→ Recorded data
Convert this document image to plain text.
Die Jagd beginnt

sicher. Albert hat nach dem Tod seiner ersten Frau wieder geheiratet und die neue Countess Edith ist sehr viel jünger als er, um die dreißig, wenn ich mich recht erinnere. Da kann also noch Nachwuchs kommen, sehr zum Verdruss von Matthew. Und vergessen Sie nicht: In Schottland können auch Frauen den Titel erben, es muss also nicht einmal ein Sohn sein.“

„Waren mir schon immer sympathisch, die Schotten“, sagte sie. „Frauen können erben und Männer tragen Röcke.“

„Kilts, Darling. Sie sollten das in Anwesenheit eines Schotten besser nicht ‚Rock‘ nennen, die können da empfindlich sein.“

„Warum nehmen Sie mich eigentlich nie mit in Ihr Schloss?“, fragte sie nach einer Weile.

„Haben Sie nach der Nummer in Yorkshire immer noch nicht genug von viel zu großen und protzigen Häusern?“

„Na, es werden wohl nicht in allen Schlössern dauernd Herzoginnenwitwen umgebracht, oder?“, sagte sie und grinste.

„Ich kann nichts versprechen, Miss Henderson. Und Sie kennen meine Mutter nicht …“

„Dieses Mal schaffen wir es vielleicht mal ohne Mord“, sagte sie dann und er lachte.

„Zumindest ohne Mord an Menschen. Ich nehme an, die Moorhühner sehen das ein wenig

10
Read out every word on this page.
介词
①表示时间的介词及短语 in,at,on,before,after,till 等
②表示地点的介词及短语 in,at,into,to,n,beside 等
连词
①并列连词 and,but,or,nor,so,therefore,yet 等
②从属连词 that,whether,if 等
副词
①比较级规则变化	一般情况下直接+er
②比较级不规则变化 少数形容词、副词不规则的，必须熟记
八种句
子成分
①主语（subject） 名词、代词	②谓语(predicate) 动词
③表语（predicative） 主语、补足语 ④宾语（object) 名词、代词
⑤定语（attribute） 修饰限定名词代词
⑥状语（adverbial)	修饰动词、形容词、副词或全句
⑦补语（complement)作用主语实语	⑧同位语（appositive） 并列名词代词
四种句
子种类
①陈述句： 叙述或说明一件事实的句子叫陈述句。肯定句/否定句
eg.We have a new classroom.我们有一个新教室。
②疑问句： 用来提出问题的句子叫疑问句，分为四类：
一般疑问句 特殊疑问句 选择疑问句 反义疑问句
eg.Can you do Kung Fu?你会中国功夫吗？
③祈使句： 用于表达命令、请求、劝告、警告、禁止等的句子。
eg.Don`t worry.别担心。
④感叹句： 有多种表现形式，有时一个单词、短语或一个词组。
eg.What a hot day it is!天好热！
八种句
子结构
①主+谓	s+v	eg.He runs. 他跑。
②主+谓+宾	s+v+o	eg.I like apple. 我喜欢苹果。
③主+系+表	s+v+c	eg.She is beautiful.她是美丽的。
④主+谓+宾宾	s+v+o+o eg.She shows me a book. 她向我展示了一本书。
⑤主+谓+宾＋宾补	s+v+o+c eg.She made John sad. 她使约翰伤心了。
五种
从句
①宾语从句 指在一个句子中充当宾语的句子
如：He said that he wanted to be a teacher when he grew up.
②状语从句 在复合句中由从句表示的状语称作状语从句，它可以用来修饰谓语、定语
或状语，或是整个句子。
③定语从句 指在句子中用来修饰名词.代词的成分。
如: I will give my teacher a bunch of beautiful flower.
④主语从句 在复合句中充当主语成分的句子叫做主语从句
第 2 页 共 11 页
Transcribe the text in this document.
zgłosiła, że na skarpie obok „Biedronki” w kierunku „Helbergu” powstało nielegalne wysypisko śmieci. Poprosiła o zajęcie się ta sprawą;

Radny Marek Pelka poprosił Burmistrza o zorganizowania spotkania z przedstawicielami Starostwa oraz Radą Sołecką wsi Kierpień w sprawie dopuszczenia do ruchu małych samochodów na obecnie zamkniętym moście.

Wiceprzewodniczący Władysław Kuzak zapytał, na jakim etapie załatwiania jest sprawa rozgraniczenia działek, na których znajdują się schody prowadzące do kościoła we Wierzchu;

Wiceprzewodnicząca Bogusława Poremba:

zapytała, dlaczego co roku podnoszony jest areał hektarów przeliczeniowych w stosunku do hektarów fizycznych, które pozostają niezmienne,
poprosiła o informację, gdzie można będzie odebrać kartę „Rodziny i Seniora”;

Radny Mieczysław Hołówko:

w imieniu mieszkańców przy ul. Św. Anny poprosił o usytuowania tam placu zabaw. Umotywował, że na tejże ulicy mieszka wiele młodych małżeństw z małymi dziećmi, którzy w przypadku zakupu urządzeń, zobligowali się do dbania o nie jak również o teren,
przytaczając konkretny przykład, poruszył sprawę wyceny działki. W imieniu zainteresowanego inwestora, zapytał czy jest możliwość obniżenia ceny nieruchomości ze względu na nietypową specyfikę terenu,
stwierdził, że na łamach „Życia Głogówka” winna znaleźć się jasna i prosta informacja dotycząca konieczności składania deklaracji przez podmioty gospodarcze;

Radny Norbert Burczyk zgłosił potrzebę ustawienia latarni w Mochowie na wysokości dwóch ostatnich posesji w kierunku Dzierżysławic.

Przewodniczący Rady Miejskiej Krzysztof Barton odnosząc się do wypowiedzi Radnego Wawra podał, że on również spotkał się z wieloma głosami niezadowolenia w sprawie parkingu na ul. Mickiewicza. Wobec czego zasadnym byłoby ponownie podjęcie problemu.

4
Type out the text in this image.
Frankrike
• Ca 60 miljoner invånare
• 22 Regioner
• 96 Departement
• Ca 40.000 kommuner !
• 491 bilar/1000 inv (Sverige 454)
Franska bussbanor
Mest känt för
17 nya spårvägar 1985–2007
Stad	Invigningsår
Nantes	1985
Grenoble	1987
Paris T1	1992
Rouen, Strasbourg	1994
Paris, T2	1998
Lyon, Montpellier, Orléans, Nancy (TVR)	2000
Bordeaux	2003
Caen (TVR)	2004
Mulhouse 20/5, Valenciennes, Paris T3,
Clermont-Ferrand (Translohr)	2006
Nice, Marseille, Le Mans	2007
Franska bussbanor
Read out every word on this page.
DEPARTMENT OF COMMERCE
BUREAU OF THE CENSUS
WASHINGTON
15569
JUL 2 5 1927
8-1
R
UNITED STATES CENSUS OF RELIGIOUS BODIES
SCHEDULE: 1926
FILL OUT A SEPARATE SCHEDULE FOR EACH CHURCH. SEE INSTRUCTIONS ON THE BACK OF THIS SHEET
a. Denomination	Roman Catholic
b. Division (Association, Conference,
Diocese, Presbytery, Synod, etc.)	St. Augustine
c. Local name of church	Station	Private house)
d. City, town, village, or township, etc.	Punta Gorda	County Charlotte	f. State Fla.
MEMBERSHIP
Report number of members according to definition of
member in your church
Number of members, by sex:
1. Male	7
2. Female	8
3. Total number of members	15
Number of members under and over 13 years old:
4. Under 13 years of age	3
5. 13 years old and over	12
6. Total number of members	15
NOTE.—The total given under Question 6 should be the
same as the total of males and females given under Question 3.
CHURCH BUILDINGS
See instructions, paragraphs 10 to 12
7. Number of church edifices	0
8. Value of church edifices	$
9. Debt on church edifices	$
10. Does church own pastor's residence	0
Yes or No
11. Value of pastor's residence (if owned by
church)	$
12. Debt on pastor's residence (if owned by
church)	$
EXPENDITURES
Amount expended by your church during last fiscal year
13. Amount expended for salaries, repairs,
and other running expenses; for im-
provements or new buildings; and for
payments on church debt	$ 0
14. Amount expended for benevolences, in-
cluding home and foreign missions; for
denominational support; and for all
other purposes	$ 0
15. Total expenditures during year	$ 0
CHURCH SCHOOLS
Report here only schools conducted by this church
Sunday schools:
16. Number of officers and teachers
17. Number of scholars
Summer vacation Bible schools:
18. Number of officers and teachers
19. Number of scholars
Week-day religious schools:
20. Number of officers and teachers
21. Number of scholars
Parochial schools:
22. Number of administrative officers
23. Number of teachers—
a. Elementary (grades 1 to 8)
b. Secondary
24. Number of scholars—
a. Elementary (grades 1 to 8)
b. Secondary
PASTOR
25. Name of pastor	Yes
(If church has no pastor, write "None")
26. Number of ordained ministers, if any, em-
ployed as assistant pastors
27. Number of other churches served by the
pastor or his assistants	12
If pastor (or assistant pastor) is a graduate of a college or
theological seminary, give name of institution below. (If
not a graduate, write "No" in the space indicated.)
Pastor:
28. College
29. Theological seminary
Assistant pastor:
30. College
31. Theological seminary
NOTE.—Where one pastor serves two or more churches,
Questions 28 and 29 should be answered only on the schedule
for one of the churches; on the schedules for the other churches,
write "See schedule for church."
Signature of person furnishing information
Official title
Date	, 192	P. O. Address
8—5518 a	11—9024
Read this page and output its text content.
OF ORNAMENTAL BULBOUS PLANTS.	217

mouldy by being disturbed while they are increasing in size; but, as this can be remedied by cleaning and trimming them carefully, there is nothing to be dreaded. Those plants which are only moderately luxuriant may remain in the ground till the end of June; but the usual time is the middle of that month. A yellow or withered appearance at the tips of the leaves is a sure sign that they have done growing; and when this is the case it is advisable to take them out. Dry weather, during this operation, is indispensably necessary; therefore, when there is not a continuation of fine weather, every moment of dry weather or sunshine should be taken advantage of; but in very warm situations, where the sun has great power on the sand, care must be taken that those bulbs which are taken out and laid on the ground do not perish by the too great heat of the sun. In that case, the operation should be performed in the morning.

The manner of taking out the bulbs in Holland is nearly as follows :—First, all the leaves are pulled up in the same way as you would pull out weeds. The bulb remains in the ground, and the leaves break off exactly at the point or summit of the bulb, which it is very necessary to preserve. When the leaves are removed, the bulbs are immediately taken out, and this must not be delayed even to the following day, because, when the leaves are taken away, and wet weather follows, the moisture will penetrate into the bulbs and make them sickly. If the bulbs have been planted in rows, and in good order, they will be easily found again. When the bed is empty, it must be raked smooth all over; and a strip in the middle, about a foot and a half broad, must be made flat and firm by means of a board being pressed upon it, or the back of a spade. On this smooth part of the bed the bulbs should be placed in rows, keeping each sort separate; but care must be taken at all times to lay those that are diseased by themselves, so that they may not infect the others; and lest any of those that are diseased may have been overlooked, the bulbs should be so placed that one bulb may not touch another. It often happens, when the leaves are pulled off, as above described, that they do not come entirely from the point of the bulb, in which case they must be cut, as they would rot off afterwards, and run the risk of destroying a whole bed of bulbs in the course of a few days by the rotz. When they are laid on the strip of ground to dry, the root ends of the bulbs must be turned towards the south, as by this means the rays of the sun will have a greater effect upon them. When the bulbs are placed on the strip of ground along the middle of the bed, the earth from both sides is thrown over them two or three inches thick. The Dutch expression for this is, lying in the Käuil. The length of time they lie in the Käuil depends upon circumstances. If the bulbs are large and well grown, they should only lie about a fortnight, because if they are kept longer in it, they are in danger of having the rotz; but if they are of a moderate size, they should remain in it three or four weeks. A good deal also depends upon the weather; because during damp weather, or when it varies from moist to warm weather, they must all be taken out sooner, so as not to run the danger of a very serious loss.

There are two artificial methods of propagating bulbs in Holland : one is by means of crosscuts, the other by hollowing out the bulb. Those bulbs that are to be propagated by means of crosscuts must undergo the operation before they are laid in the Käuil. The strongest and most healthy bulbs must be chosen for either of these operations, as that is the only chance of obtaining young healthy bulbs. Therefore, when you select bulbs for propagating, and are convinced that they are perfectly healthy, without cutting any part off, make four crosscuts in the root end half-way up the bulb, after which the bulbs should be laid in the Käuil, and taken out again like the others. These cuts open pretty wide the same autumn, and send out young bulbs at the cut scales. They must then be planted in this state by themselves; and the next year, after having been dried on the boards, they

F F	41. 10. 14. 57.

→ Short task
Show all lines from the records above where the word "seminary" occurs.

→ Solution to the exercise
theological seminary, give name of institution below. (If
29. Theological seminary
31. Theological seminary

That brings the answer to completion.